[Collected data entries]
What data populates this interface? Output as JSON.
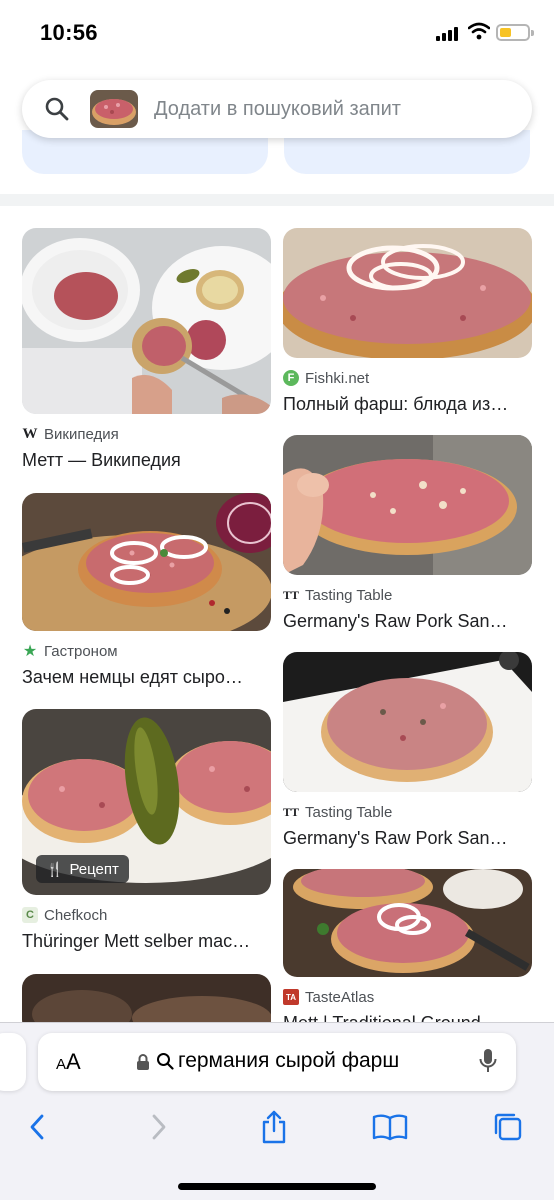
{
  "status_bar": {
    "time": "10:56"
  },
  "search": {
    "placeholder": "Додати в пошуковий запит"
  },
  "results": [
    {
      "source": "Википедия",
      "favicon": "W",
      "title": "Метт — Википедия"
    },
    {
      "source": "Fishki.net",
      "favicon": "F",
      "title": "Полный фарш: блюда из…"
    },
    {
      "source": "Гастроном",
      "favicon": "★",
      "title": "Зачем немцы едят сыро…"
    },
    {
      "source": "Tasting Table",
      "favicon": "TT",
      "title": "Germany's Raw Pork San…"
    },
    {
      "source": "Chefkoch",
      "favicon": "C",
      "title": "Thüringer Mett selber mac…",
      "badge": "Рецепт"
    },
    {
      "source": "Tasting Table",
      "favicon": "TT",
      "title": "Germany's Raw Pork San…"
    },
    {
      "source": "TasteAtlas",
      "favicon": "TA",
      "title": "Mett | Traditional Ground…"
    }
  ],
  "browser": {
    "aa_label": "AA",
    "query": "германия сырой фарш"
  },
  "colors": {
    "accent_blue": "#1a73e8",
    "chip_bg": "#e8f0fe",
    "fishki_green": "#5cb85c",
    "gastronom_green": "#3aa655",
    "tasteatlas_red": "#c0392b"
  }
}
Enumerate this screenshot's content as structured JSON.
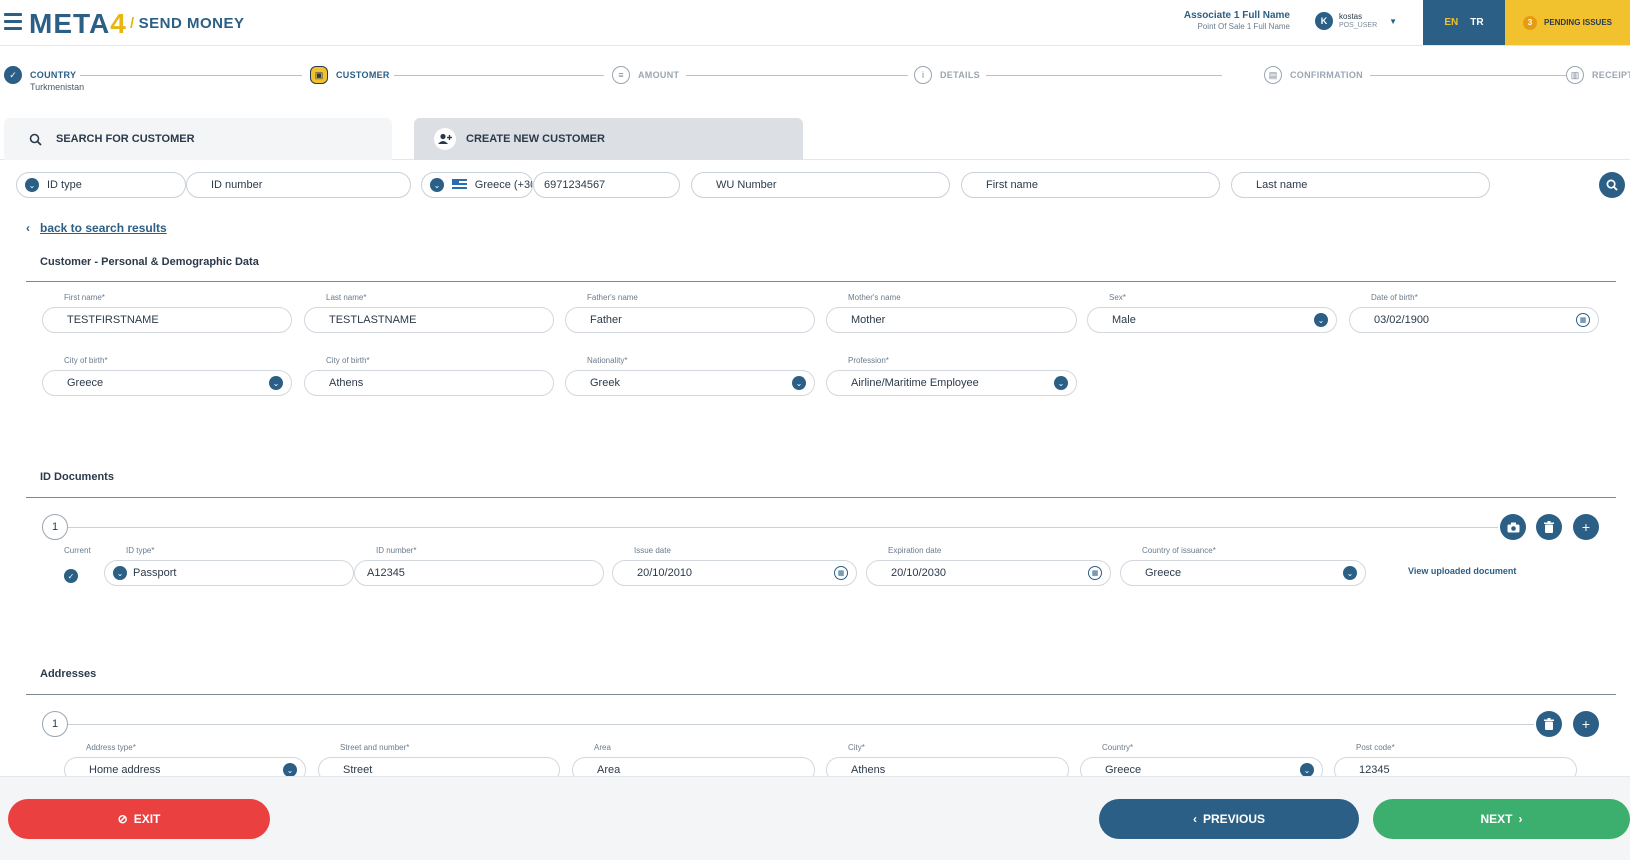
{
  "header": {
    "logo_main": "META",
    "logo_four": "4",
    "title": "SEND MONEY",
    "associate_name": "Associate 1 Full Name",
    "associate_sub": "Point Of Sale 1 Full Name",
    "user_initial": "K",
    "user_name": "kostas",
    "user_role": "POS_USER",
    "lang_en": "EN",
    "lang_tr": "TR",
    "pending_count": "3",
    "pending_label": "PENDING ISSUES"
  },
  "stepper": {
    "steps": [
      {
        "label": "COUNTRY",
        "sub": "Turkmenistan",
        "state": "done"
      },
      {
        "label": "CUSTOMER",
        "sub": "",
        "state": "active"
      },
      {
        "label": "AMOUNT",
        "sub": "",
        "state": "pending"
      },
      {
        "label": "DETAILS",
        "sub": "",
        "state": "pending"
      },
      {
        "label": "CONFIRMATION",
        "sub": "",
        "state": "pending"
      },
      {
        "label": "RECEIPT",
        "sub": "",
        "state": "pending"
      }
    ]
  },
  "tabs": {
    "search_label": "SEARCH FOR CUSTOMER",
    "create_label": "CREATE NEW CUSTOMER"
  },
  "search": {
    "id_type_value": "ID type",
    "id_number_placeholder": "ID number",
    "phone_country": "Greece (+30",
    "phone_value": "6971234567",
    "wu_number_placeholder": "WU Number",
    "first_name_placeholder": "First name",
    "last_name_placeholder": "Last name"
  },
  "back_link": "back to search results",
  "personal": {
    "section_title": "Customer - Personal & Demographic Data",
    "first_name_label": "First name*",
    "first_name": "TESTFIRSTNAME",
    "last_name_label": "Last name*",
    "last_name": "TESTLASTNAME",
    "father_label": "Father's name",
    "father": "Father",
    "mother_label": "Mother's name",
    "mother": "Mother",
    "sex_label": "Sex*",
    "sex": "Male",
    "dob_label": "Date of birth*",
    "dob": "03/02/1900",
    "country_birth_label": "City of birth*",
    "country_birth": "Greece",
    "city_birth_label": "City of birth*",
    "city_birth": "Athens",
    "nationality_label": "Nationality*",
    "nationality": "Greek",
    "profession_label": "Profession*",
    "profession": "Airline/Maritime Employee"
  },
  "id_documents": {
    "section_title": "ID Documents",
    "index": "1",
    "current_label": "Current",
    "id_type_label": "ID type*",
    "id_type": "Passport",
    "id_number_label": "ID number*",
    "id_number": "A12345",
    "issue_label": "Issue date",
    "issue_date": "20/10/2010",
    "expiry_label": "Expiration date",
    "expiry_date": "20/10/2030",
    "country_label": "Country of issuance*",
    "country": "Greece",
    "view_doc": "View uploaded document"
  },
  "addresses": {
    "section_title": "Addresses",
    "index": "1",
    "type_label": "Address type*",
    "type": "Home address",
    "street_label": "Street and number*",
    "street": "Street",
    "area_label": "Area",
    "area": "Area",
    "city_label": "City*",
    "city": "Athens",
    "country_label": "Country*",
    "country": "Greece",
    "postcode_label": "Post code*",
    "postcode": "12345"
  },
  "footer": {
    "exit_label": "EXIT",
    "previous_label": "PREVIOUS",
    "next_label": "NEXT"
  },
  "colors": {
    "primary": "#2b5f85",
    "accent": "#f2c12e",
    "exit": "#ea4040",
    "next": "#3cae6e"
  }
}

Task objective> Repeat the material above in full and exactly, apart from the pictures.

Response>
What data populates this interface? Output as JSON.
{
  "status_bar": {
    "time": "10:56"
  },
  "search": {
    "placeholder": "Додати в пошуковий запит"
  },
  "results": [
    {
      "source": "Википедия",
      "favicon": "W",
      "title": "Метт — Википедия"
    },
    {
      "source": "Fishki.net",
      "favicon": "F",
      "title": "Полный фарш: блюда из…"
    },
    {
      "source": "Гастроном",
      "favicon": "★",
      "title": "Зачем немцы едят сыро…"
    },
    {
      "source": "Tasting Table",
      "favicon": "TT",
      "title": "Germany's Raw Pork San…"
    },
    {
      "source": "Chefkoch",
      "favicon": "C",
      "title": "Thüringer Mett selber mac…",
      "badge": "Рецепт"
    },
    {
      "source": "Tasting Table",
      "favicon": "TT",
      "title": "Germany's Raw Pork San…"
    },
    {
      "source": "TasteAtlas",
      "favicon": "TA",
      "title": "Mett | Traditional Ground…"
    }
  ],
  "browser": {
    "aa_label": "AA",
    "query": "германия сырой фарш"
  },
  "colors": {
    "accent_blue": "#1a73e8",
    "chip_bg": "#e8f0fe",
    "fishki_green": "#5cb85c",
    "gastronom_green": "#3aa655",
    "tasteatlas_red": "#c0392b"
  }
}
Enumerate this screenshot's content as structured JSON.
{
  "header": {
    "logo_main": "META",
    "logo_four": "4",
    "title": "SEND MONEY",
    "associate_name": "Associate 1 Full Name",
    "associate_sub": "Point Of Sale 1 Full Name",
    "user_initial": "K",
    "user_name": "kostas",
    "user_role": "POS_USER",
    "lang_en": "EN",
    "lang_tr": "TR",
    "pending_count": "3",
    "pending_label": "PENDING ISSUES"
  },
  "stepper": {
    "steps": [
      {
        "label": "COUNTRY",
        "sub": "Turkmenistan",
        "state": "done"
      },
      {
        "label": "CUSTOMER",
        "sub": "",
        "state": "active"
      },
      {
        "label": "AMOUNT",
        "sub": "",
        "state": "pending"
      },
      {
        "label": "DETAILS",
        "sub": "",
        "state": "pending"
      },
      {
        "label": "CONFIRMATION",
        "sub": "",
        "state": "pending"
      },
      {
        "label": "RECEIPT",
        "sub": "",
        "state": "pending"
      }
    ]
  },
  "tabs": {
    "search_label": "SEARCH FOR CUSTOMER",
    "create_label": "CREATE NEW CUSTOMER"
  },
  "search": {
    "id_type_value": "ID type",
    "id_number_placeholder": "ID number",
    "phone_country": "Greece (+30",
    "phone_value": "6971234567",
    "wu_number_placeholder": "WU Number",
    "first_name_placeholder": "First name",
    "last_name_placeholder": "Last name"
  },
  "back_link": "back to search results",
  "personal": {
    "section_title": "Customer - Personal & Demographic Data",
    "first_name_label": "First name*",
    "first_name": "TESTFIRSTNAME",
    "last_name_label": "Last name*",
    "last_name": "TESTLASTNAME",
    "father_label": "Father's name",
    "father": "Father",
    "mother_label": "Mother's name",
    "mother": "Mother",
    "sex_label": "Sex*",
    "sex": "Male",
    "dob_label": "Date of birth*",
    "dob": "03/02/1900",
    "country_birth_label": "City of birth*",
    "country_birth": "Greece",
    "city_birth_label": "City of birth*",
    "city_birth": "Athens",
    "nationality_label": "Nationality*",
    "nationality": "Greek",
    "profession_label": "Profession*",
    "profession": "Airline/Maritime Employee"
  },
  "id_documents": {
    "section_title": "ID Documents",
    "index": "1",
    "current_label": "Current",
    "id_type_label": "ID type*",
    "id_type": "Passport",
    "id_number_label": "ID number*",
    "id_number": "A12345",
    "issue_label": "Issue date",
    "issue_date": "20/10/2010",
    "expiry_label": "Expiration date",
    "expiry_date": "20/10/2030",
    "country_label": "Country of issuance*",
    "country": "Greece",
    "view_doc": "View uploaded document"
  },
  "addresses": {
    "section_title": "Addresses",
    "index": "1",
    "type_label": "Address type*",
    "type": "Home address",
    "street_label": "Street and number*",
    "street": "Street",
    "area_label": "Area",
    "area": "Area",
    "city_label": "City*",
    "city": "Athens",
    "country_label": "Country*",
    "country": "Greece",
    "postcode_label": "Post code*",
    "postcode": "12345"
  },
  "footer": {
    "exit_label": "EXIT",
    "previous_label": "PREVIOUS",
    "next_label": "NEXT"
  },
  "colors": {
    "primary": "#2b5f85",
    "accent": "#f2c12e",
    "exit": "#ea4040",
    "next": "#3cae6e"
  }
}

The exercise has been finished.